▶ _REQUIRED WORK_
Retype each entry below, keeping every character the same.

▶ _Data excerpts_

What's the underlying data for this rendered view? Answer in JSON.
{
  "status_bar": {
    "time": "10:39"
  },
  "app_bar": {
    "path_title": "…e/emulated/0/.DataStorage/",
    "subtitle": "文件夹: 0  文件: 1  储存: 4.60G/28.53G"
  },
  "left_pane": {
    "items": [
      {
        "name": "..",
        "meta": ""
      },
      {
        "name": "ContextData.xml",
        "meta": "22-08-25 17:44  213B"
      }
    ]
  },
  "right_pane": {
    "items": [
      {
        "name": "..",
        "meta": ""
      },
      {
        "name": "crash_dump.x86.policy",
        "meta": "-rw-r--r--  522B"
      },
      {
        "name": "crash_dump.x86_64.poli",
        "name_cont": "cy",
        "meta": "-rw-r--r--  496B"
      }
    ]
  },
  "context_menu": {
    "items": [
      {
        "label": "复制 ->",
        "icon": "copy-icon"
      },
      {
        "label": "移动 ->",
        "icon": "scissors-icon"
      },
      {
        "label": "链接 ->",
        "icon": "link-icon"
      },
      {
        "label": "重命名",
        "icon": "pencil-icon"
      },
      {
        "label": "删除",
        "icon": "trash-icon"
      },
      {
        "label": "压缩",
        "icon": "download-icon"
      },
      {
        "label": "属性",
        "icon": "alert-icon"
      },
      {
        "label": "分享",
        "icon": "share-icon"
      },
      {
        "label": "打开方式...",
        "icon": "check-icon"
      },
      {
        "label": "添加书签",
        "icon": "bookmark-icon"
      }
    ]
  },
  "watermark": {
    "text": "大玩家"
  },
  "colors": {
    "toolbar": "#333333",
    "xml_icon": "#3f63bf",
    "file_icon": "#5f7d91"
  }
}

▶ _WRITTEN RESPONSE_
What's the underlying data for this rendered view? Answer in JSON.
{
  "status_bar": {
    "time": "10:39"
  },
  "app_bar": {
    "path_title": "…e/emulated/0/.DataStorage/",
    "subtitle": "文件夹: 0  文件: 1  储存: 4.60G/28.53G"
  },
  "left_pane": {
    "items": [
      {
        "name": "..",
        "meta": ""
      },
      {
        "name": "ContextData.xml",
        "meta": "22-08-25 17:44  213B"
      }
    ]
  },
  "right_pane": {
    "items": [
      {
        "name": "..",
        "meta": ""
      },
      {
        "name": "crash_dump.x86.policy",
        "meta": "-rw-r--r--  522B"
      },
      {
        "name": "crash_dump.x86_64.poli",
        "name_cont": "cy",
        "meta": "-rw-r--r--  496B"
      }
    ]
  },
  "context_menu": {
    "items": [
      {
        "label": "复制 ->",
        "icon": "copy-icon"
      },
      {
        "label": "移动 ->",
        "icon": "scissors-icon"
      },
      {
        "label": "链接 ->",
        "icon": "link-icon"
      },
      {
        "label": "重命名",
        "icon": "pencil-icon"
      },
      {
        "label": "删除",
        "icon": "trash-icon"
      },
      {
        "label": "压缩",
        "icon": "download-icon"
      },
      {
        "label": "属性",
        "icon": "alert-icon"
      },
      {
        "label": "分享",
        "icon": "share-icon"
      },
      {
        "label": "打开方式...",
        "icon": "check-icon"
      },
      {
        "label": "添加书签",
        "icon": "bookmark-icon"
      }
    ]
  },
  "watermark": {
    "text": "大玩家"
  },
  "colors": {
    "toolbar": "#333333",
    "xml_icon": "#3f63bf",
    "file_icon": "#5f7d91"
  }
}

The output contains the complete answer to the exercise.